_GIVEN RECORDS_:
----

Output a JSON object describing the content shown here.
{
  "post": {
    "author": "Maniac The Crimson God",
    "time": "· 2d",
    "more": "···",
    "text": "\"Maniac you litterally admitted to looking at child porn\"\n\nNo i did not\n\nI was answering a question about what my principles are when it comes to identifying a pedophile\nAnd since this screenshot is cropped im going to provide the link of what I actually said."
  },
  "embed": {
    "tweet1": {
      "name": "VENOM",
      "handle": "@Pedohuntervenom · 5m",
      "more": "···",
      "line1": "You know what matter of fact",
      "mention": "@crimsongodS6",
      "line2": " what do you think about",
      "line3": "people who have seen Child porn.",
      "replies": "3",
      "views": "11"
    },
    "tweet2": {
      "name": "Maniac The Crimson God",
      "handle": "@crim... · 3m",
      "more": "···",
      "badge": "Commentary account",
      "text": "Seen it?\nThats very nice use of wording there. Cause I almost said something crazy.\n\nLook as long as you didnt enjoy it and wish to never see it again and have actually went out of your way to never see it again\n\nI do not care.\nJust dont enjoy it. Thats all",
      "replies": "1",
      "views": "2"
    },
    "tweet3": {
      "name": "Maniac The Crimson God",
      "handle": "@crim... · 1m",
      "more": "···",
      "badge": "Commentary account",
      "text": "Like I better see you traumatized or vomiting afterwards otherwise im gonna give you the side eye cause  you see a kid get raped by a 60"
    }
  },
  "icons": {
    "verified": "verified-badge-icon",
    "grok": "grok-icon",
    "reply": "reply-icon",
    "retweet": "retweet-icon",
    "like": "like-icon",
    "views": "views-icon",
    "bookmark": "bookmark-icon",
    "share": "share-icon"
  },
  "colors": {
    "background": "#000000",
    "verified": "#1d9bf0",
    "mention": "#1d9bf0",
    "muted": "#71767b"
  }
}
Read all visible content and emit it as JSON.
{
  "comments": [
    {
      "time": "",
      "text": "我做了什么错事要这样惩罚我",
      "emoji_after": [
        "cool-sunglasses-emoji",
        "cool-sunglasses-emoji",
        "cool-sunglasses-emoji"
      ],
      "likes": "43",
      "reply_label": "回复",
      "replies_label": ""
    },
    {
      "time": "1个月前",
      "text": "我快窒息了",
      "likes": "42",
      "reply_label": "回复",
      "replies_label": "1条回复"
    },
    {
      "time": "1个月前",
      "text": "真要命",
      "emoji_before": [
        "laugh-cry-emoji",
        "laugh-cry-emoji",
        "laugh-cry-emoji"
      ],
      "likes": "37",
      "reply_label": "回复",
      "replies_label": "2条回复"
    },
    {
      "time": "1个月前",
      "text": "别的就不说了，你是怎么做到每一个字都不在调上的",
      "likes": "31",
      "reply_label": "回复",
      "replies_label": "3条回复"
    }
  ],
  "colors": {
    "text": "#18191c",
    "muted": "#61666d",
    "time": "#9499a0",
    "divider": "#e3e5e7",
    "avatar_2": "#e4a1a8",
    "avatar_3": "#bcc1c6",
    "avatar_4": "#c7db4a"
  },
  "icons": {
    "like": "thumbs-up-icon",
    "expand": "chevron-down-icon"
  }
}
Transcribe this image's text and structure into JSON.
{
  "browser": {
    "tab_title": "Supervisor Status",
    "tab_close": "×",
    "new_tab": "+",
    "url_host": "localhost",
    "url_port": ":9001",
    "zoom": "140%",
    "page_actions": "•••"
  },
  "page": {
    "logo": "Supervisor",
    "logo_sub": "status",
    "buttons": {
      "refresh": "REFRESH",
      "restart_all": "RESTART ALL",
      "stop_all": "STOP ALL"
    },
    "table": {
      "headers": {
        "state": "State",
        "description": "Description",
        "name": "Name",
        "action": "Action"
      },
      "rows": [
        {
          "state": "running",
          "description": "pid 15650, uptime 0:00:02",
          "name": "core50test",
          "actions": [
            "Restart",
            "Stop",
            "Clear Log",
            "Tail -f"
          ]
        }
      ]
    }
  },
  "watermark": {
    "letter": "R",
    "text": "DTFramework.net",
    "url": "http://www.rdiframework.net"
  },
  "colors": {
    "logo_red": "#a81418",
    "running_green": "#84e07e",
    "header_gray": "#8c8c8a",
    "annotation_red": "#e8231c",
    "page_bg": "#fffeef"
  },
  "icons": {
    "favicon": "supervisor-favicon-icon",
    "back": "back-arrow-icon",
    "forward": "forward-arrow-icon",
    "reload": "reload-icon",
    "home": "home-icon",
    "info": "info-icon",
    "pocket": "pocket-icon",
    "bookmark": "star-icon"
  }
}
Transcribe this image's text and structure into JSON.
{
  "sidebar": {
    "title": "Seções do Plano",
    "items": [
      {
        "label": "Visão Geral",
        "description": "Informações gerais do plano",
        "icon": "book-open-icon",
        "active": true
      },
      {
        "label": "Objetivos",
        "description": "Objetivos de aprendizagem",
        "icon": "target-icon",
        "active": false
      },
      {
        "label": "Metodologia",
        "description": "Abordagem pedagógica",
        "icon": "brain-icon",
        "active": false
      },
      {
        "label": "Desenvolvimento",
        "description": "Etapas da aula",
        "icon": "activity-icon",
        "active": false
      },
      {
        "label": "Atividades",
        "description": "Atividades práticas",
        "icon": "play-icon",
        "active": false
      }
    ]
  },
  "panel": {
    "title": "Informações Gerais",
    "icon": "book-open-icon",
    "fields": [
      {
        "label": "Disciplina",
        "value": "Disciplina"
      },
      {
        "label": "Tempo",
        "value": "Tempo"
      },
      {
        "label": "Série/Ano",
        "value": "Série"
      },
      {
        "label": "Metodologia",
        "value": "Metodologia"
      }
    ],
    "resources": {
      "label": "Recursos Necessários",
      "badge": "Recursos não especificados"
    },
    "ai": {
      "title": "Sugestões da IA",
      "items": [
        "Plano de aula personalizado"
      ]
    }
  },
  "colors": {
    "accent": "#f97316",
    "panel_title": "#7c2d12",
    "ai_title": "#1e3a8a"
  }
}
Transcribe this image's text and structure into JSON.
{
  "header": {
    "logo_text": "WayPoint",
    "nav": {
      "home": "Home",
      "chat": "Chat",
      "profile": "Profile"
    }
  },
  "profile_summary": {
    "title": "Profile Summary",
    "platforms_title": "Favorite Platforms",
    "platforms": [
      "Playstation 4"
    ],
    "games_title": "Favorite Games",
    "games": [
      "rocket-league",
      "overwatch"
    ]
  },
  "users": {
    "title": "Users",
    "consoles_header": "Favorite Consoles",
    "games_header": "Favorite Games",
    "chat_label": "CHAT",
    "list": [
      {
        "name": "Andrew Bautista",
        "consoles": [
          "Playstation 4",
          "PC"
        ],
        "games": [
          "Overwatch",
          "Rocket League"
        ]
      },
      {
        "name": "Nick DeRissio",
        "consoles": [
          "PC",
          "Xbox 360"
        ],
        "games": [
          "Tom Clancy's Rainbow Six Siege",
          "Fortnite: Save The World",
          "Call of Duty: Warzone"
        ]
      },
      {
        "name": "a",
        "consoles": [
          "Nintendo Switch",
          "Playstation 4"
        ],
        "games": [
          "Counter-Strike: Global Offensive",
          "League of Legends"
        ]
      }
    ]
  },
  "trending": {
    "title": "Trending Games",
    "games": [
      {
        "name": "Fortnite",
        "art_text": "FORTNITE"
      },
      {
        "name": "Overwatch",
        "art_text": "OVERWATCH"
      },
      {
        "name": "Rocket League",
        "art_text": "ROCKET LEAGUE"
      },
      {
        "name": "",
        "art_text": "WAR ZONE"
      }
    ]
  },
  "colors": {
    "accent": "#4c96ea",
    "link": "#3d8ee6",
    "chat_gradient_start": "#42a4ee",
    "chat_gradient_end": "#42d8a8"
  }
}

----

All lines holding the word "value" should be picked out and copied.

_RESPONSE FOR THIS EXERCISE_:
        "value": "Disciplina"
        "value": "Tempo"
        "value": "Série"
        "value": "Metodologia"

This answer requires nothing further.